→ Exercise aim: In the records below, repeat the lines from the one containing "price-segment — [616, 188, 649, 196]" up to and including the one containing "price-segment — [38, 713, 48, 755]".

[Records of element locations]
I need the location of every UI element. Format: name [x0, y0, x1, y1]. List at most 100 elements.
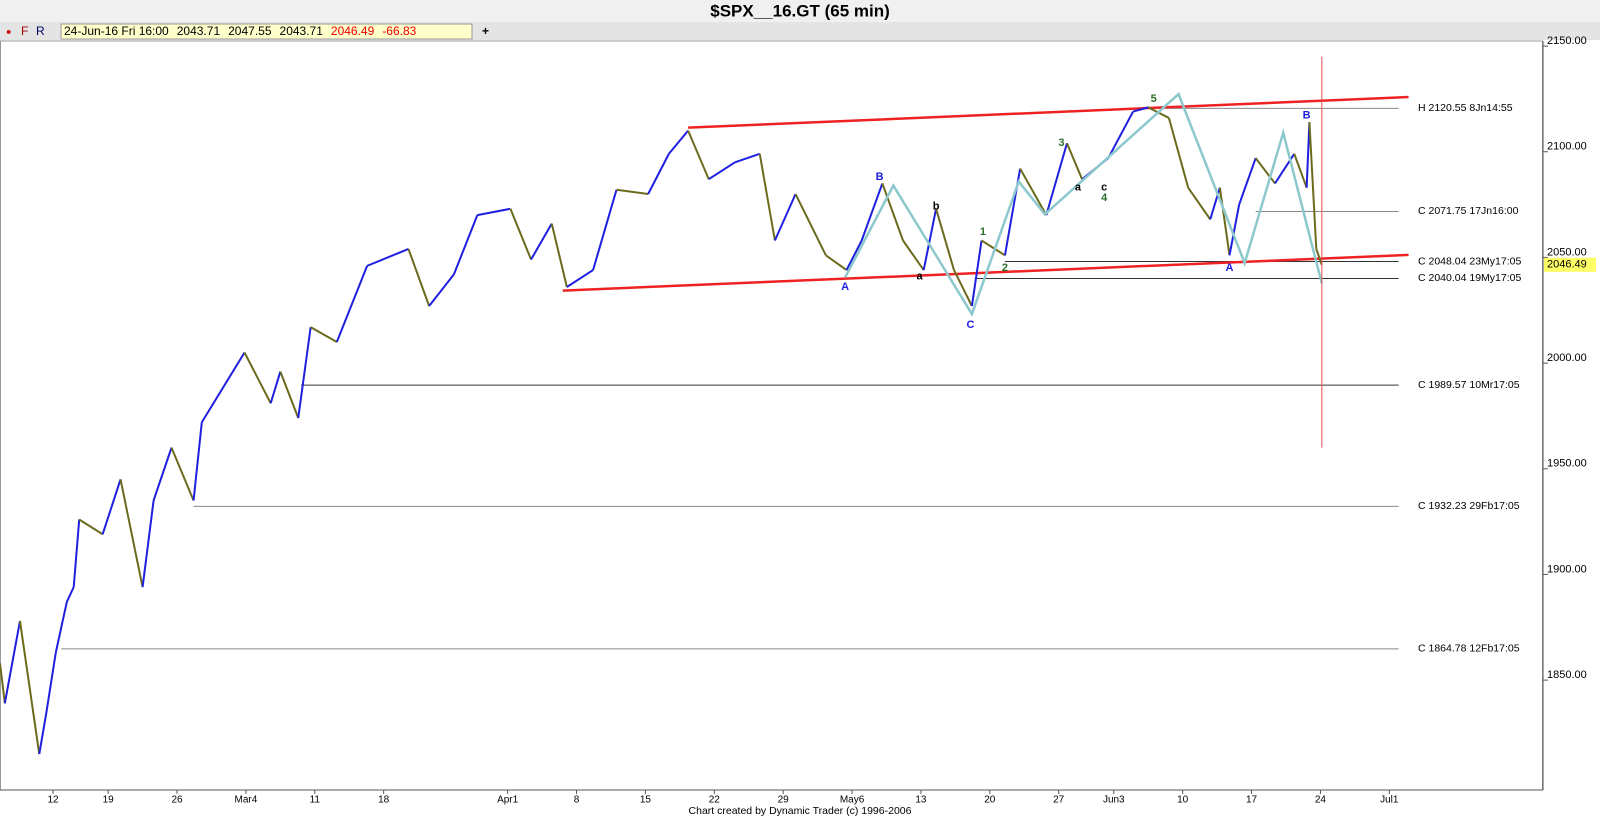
price-segment — [616, 188, 649, 196]
price-segment — [0, 663, 6, 704]
wave-label: a — [1075, 182, 1082, 194]
chart-title: $SPX__16.GT (65 min) — [710, 1, 890, 20]
y-tick-label: 1850.00 — [1547, 669, 1587, 681]
price-segment — [38, 713, 48, 755]
wave-label: C — [967, 319, 975, 331]
level-label: C 1989.57 10Mr17:05 — [1418, 379, 1520, 391]
x-tick-label: 15 — [640, 795, 652, 806]
price-segment — [647, 153, 670, 195]
price-segment — [530, 223, 553, 261]
price-segment — [773, 193, 797, 241]
quote-open: 2043.71 — [177, 24, 221, 38]
y-tick-label: 2000.00 — [1547, 352, 1587, 364]
x-tick-label: Jun3 — [1103, 795, 1125, 806]
toolbar-button[interactable]: F — [21, 24, 28, 38]
price-segment — [1228, 204, 1241, 256]
x-tick-label: 19 — [103, 795, 115, 806]
quote-high: 2047.55 — [228, 24, 272, 38]
x-tick-label: 22 — [709, 795, 721, 806]
price-segment — [509, 208, 532, 260]
y-tick-label: 2100.00 — [1547, 141, 1587, 153]
wave-label: 5 — [1151, 93, 1157, 105]
price-segment — [734, 152, 761, 164]
price-segment — [65, 586, 75, 603]
price-segment — [1315, 248, 1323, 266]
level-label: C 1932.23 29Fb17:05 — [1418, 500, 1520, 512]
wave-label: b — [933, 201, 940, 213]
price-segment — [54, 601, 68, 653]
current-price-label: 2046.49 — [1547, 259, 1587, 271]
price-segment — [152, 447, 173, 501]
wave-label: B — [1303, 110, 1311, 122]
price-segment — [668, 129, 689, 155]
x-tick-label: 27 — [1053, 795, 1065, 806]
price-segment — [1107, 111, 1134, 159]
level-label: C 2048.04 23My17:05 — [1418, 255, 1521, 267]
trendline — [688, 95, 1409, 129]
price-segment — [566, 269, 594, 288]
price-segment — [687, 130, 710, 180]
wave-zigzag — [844, 91, 1324, 317]
add-button[interactable]: + — [482, 24, 489, 38]
price-segment — [1293, 153, 1308, 189]
price-segment — [1305, 122, 1311, 188]
level-label: C 2071.75 17Jn16:00 — [1418, 205, 1519, 217]
price-segment — [407, 248, 431, 307]
price-segment — [269, 371, 282, 404]
wave-label: 4 — [1101, 192, 1108, 204]
price-segment — [1019, 168, 1048, 216]
price-segment — [922, 208, 938, 271]
price-segment — [825, 254, 848, 271]
wave-label: 1 — [980, 226, 986, 238]
price-segment — [860, 183, 884, 241]
price-segment — [101, 479, 122, 535]
price-segment — [119, 479, 144, 588]
toolbar-button[interactable]: R — [36, 24, 45, 38]
x-tick-label: 26 — [171, 795, 183, 806]
toolbar-button[interactable]: ● — [6, 26, 11, 36]
price-segment — [1308, 122, 1318, 250]
y-tick-label: 2050.00 — [1547, 246, 1587, 258]
price-segment — [1209, 187, 1221, 220]
wave-label: B — [876, 171, 884, 183]
x-tick-label: 10 — [1177, 795, 1189, 806]
quote-low: 2043.71 — [280, 24, 324, 38]
price-segment — [297, 327, 312, 419]
x-tick-label: 20 — [984, 795, 996, 806]
price-segment — [845, 240, 863, 271]
y-tick-label: 2150.00 — [1547, 35, 1587, 47]
x-tick-label: Mar4 — [235, 795, 258, 806]
price-segment — [1218, 187, 1231, 256]
price-segment — [1066, 142, 1084, 180]
x-tick-label: Apr1 — [497, 795, 519, 806]
x-tick-label: 13 — [915, 795, 927, 806]
quote-date: 24-Jun-16 Fri 16:00 — [64, 24, 169, 38]
wave-label: c — [1101, 182, 1107, 194]
price-segment — [1238, 157, 1257, 205]
price-segment — [953, 269, 973, 307]
price-segment — [3, 620, 21, 704]
price-segment — [902, 239, 925, 271]
price-segment — [881, 183, 904, 241]
level-label: C 1864.78 12Fb17:05 — [1418, 643, 1520, 655]
price-segment — [366, 248, 409, 267]
x-tick-label: Jul1 — [1380, 795, 1399, 806]
x-tick-label: 18 — [378, 795, 390, 806]
y-tick-label: 1900.00 — [1547, 563, 1587, 575]
title-bar — [0, 0, 1600, 22]
price-segment — [758, 153, 776, 241]
price-segment — [970, 240, 983, 307]
price-segment — [708, 161, 736, 181]
price-segment — [935, 208, 955, 271]
price-segment — [1167, 117, 1190, 188]
wave-label: 3 — [1058, 137, 1064, 149]
price-segment — [310, 326, 338, 343]
price-segment — [981, 239, 1006, 257]
price-segment — [18, 620, 41, 755]
quote-change: -66.83 — [382, 24, 416, 38]
x-tick-label: 24 — [1315, 795, 1327, 806]
x-tick-label: 8 — [574, 795, 580, 806]
price-segment — [170, 447, 195, 501]
x-tick-label: 12 — [47, 795, 59, 806]
price-segment — [550, 223, 568, 288]
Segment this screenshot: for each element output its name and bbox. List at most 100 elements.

→ The response:
price-segment — [616, 188, 649, 196]
price-segment — [0, 663, 6, 704]
wave-label: a — [1075, 182, 1082, 194]
chart-title: $SPX__16.GT (65 min) — [710, 1, 890, 20]
y-tick-label: 1850.00 — [1547, 669, 1587, 681]
price-segment — [38, 713, 48, 755]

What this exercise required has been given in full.